# Pig Roast



## Blue Vomit (Jul 4, 2012)

Our work crew has decided to have a family picnic and roast a pig. We are complete newbies to the pig roast. We usually drink too much and burn a few hotdogs at the normal picnic. One of the boys will be doing research this weekend on the pit, spit, etc. Because I am labeled as the strange dude that is always burning something, I have been put in charge of the fuel (wood). I have several questions I'm hoping you guys and gals can answer.
Please keep in mind we are not trying to win any blue ribbons here. We are pretty much trying to keep it simple and shoot for average.
We are using a pit, not a smoker. I have been told it will take around 8 hours for a 50 to 60lb pig. How much wood do I need for 8 hours of pit burning?
Do I supplement with charcoal?
I have also been told apple wood will enhance the flavor. I just obtained a pickup load of apple for this occasion from a friend. Pics are of the same load in various stages of unloading to show accurate amount.
Is this enough apple wood? When do I throw the apple on the fire? What other wood do I use, or should I stay away from?
This apple was cut green several days ago. I heard it is better green for flavor. If this is the case, should I wait to split it days before the roast (mid aug)?

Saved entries

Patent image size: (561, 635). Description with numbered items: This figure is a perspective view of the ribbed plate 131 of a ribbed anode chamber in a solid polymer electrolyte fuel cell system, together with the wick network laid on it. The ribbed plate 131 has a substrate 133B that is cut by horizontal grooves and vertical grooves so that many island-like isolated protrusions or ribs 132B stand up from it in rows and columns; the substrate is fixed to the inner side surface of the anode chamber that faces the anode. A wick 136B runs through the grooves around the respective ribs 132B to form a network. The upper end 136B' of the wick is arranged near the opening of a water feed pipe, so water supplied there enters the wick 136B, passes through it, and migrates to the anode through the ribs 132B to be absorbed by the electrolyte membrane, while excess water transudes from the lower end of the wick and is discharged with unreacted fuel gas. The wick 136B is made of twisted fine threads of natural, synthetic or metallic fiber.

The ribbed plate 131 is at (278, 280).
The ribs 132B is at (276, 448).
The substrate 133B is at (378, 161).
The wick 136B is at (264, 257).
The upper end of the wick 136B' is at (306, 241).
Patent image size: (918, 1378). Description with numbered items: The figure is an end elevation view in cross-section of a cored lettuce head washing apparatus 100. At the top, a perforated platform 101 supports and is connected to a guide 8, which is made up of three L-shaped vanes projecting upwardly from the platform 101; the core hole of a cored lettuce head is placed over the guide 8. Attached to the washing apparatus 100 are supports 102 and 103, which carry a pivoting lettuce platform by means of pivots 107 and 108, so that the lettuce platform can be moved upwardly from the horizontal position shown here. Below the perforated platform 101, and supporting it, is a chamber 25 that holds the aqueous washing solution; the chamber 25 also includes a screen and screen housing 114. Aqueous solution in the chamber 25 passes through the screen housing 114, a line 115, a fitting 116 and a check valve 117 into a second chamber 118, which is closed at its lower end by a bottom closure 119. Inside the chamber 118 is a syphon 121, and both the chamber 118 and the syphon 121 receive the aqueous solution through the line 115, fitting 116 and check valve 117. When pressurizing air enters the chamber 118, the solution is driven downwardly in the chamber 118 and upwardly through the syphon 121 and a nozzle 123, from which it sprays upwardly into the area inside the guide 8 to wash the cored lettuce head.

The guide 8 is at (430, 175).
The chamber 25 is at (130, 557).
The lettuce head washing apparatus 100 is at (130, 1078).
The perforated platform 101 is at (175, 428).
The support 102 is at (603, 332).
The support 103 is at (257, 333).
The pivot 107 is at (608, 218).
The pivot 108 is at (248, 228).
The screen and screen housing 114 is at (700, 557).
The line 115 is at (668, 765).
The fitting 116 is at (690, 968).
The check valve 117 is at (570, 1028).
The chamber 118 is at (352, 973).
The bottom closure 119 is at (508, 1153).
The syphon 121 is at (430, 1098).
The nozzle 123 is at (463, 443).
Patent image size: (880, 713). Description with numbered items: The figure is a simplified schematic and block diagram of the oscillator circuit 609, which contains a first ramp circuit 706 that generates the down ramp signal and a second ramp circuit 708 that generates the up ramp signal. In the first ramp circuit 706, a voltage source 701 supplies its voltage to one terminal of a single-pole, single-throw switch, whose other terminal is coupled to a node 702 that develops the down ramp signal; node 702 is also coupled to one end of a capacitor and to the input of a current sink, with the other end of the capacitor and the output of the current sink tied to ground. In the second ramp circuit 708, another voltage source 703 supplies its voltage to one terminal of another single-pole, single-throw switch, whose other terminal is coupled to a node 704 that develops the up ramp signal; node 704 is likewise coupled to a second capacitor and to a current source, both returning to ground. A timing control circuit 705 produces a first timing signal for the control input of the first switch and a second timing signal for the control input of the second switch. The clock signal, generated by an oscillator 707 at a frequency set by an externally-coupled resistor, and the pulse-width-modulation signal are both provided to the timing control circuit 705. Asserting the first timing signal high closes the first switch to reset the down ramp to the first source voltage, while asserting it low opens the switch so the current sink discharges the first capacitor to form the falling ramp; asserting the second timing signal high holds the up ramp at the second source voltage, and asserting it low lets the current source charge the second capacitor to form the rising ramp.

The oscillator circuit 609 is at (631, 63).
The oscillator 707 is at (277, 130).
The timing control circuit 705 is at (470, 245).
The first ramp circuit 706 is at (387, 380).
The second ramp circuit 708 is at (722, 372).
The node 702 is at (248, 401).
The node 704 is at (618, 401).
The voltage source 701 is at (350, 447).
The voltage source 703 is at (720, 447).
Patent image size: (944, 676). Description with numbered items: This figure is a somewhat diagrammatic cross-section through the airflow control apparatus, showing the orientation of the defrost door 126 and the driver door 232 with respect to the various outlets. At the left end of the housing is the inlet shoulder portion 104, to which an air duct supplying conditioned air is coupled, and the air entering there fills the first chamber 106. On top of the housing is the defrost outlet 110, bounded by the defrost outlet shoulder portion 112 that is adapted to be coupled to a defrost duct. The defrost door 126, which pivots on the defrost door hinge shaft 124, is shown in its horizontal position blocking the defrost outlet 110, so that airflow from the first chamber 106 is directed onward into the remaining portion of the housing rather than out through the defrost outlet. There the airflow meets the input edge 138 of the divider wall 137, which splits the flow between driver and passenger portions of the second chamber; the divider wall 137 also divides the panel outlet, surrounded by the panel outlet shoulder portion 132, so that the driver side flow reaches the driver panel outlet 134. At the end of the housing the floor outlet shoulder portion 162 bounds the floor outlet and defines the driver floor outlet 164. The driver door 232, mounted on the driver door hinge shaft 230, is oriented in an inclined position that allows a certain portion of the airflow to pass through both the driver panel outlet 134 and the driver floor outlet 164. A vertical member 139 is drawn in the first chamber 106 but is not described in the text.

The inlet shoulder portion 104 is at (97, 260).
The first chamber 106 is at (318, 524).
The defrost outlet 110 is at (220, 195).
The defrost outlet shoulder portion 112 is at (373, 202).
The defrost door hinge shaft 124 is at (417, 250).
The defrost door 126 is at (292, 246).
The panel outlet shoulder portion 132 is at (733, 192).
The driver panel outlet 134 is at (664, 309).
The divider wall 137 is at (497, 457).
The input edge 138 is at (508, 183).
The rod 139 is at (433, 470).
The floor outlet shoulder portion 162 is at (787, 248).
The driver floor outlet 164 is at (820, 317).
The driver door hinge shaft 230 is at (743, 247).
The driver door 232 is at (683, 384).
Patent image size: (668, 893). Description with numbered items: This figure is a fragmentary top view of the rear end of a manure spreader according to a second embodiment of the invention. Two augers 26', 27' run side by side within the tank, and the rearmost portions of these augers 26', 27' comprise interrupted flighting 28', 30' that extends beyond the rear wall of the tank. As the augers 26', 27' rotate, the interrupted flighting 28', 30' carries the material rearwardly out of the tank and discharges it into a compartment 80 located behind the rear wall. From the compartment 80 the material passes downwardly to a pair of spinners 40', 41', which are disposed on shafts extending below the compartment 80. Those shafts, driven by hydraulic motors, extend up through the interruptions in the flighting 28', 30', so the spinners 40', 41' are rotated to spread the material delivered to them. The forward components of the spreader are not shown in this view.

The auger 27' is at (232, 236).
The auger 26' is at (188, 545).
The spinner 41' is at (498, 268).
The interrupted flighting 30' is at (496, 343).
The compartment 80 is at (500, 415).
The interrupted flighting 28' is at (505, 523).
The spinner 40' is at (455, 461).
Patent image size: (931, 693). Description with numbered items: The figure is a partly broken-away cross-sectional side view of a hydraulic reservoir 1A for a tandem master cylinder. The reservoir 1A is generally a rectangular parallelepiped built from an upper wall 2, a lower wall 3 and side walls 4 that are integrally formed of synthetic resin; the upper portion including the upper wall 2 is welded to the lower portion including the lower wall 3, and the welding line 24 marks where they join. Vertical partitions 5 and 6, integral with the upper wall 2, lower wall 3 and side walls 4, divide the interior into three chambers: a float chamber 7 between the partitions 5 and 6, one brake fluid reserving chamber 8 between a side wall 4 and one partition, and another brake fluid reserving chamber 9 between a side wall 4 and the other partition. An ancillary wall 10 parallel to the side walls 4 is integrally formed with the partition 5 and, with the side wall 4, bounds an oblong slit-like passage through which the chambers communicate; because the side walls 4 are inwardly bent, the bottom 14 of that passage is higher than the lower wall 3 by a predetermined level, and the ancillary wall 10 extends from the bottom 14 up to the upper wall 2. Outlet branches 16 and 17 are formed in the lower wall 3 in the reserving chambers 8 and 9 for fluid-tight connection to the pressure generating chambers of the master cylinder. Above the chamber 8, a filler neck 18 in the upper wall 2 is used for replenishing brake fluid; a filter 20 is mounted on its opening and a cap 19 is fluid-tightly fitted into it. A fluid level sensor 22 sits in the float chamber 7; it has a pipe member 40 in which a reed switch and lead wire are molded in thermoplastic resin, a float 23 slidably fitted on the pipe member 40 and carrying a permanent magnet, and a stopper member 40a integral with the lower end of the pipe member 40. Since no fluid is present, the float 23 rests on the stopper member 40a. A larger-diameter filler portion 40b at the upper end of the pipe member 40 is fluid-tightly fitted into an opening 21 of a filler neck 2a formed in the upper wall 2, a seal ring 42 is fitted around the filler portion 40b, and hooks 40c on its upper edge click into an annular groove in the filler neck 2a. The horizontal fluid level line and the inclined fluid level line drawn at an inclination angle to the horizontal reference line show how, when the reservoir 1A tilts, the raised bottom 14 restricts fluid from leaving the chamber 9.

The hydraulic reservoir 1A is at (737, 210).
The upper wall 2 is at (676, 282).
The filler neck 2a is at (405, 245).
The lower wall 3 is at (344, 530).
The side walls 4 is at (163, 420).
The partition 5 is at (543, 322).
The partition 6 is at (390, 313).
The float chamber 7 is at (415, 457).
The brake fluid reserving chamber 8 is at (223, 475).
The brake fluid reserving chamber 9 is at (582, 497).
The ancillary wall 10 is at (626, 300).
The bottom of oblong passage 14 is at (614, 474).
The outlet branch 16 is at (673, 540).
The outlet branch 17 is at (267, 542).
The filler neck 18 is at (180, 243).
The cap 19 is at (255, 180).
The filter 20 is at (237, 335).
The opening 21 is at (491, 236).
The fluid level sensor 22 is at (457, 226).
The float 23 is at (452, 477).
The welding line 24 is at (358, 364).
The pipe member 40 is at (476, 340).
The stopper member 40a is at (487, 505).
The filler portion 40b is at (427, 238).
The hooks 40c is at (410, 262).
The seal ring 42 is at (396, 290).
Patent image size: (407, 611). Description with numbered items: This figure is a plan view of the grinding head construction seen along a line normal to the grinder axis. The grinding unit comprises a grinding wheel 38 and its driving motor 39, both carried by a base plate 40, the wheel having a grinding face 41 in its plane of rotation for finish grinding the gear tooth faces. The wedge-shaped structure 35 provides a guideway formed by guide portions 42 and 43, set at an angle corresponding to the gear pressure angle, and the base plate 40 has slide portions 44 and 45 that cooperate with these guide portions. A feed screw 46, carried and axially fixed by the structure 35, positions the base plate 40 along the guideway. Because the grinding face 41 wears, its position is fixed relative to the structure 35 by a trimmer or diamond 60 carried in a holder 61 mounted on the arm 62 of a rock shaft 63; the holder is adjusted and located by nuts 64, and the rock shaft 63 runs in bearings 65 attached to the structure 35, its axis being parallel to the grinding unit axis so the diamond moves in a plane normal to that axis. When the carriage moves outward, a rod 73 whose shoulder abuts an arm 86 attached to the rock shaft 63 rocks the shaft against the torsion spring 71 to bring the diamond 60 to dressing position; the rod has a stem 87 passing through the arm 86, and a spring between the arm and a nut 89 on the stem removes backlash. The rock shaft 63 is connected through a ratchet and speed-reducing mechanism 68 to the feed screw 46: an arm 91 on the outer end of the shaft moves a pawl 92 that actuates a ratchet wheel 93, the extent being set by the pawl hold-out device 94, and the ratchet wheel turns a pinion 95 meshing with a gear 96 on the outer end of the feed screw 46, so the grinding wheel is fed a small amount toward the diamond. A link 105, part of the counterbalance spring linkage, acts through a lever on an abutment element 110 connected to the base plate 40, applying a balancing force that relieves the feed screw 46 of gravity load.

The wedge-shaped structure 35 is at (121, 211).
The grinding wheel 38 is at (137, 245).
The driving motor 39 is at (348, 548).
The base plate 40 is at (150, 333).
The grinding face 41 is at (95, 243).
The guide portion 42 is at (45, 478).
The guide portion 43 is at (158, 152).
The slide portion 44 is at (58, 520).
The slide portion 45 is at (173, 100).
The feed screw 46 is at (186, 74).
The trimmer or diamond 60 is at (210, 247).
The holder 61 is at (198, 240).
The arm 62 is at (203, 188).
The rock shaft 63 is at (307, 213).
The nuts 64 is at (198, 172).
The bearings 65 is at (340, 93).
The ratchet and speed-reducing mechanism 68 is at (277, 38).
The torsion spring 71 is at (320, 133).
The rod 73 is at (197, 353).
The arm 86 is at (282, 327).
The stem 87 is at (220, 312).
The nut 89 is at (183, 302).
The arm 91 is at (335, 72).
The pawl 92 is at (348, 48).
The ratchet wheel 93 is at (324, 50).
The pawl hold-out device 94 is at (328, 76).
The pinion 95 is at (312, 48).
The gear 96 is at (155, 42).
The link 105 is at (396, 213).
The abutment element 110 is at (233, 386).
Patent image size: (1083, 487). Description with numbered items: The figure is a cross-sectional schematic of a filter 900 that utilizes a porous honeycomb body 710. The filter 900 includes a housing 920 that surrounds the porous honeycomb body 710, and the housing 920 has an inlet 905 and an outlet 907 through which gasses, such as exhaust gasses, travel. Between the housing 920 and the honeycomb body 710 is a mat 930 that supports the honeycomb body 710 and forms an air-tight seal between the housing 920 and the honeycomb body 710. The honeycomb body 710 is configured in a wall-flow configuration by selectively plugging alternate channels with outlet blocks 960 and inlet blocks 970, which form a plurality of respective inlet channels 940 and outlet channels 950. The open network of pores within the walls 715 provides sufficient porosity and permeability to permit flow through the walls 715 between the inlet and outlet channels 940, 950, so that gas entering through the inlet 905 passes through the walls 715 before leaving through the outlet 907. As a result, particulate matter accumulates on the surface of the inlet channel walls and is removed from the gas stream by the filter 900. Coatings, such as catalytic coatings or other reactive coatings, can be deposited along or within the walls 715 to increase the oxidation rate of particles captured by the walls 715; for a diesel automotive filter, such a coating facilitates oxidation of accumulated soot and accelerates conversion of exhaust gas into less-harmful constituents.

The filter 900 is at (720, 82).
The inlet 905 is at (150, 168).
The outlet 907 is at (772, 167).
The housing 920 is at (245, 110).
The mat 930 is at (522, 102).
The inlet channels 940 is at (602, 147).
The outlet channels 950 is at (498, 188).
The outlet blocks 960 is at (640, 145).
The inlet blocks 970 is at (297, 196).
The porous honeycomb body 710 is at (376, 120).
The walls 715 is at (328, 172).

-- STATED EXERCISE 1 --
Pick out each line in the entries that contains the word "flighting" and copy it.
-- STATED EXERCISE 2 --
Extend the pig roast post by continuing on from its last sentence.
The pig roast post and the entries come from separate sources.

-- TASK RESPONSE 1 --
Patent image size: (668, 893). Description with numbered items: This figure is a fragmentary top view of the rear end of a manure spreader according to a second embodiment of the invention. Two augers 26', 27' run side by side within the tank, and the rearmost portions of these augers 26', 27' comprise interrupted flighting 28', 30' that extends beyond the rear wall of the tank. As the augers 26', 27' rotate, the interrupted flighting 28', 30' carries the material rearwardly out of the tank and discharges it into a compartment 80 located behind the rear wall. From the compartment 80 the material passes downwardly to a pair of spinners 40', 41', which are disposed on shafts extending below the compartment 80. Those shafts, driven by hydraulic motors, extend up through the interruptions in the flighting 28', 30', so the spinners 40', 41' are rotated to spread the material delivered to them. The forward components of the spreader are not shown in this view.
The interrupted flighting 30' is at (496, 343).
The interrupted flighting 28' is at (505, 523).

-- TASK RESPONSE 2 --
Any advice would be appreciated.


----------



## swagler85 (Jul 5, 2012)

White oak is also excellent for roasting pigs if you have it. You can add charcoal in if you want. I usually use primarily charcoal and add wood for smoke. Pigs are really easy to do. Just get that thing up to temp and you will be good to go. But make sure you order a pig with the skin on, keeps the juices inside. Enjoy the roast!


----------



## swagler85 (Jul 5, 2012)

Also for a first time pig roaster go to themantuary.com that website has a lot of great Info on roasting pigs.


----------



## Blue Vomit (Jul 5, 2012)

souds good, thanks for the info.


----------



## Mr A (Jul 5, 2012)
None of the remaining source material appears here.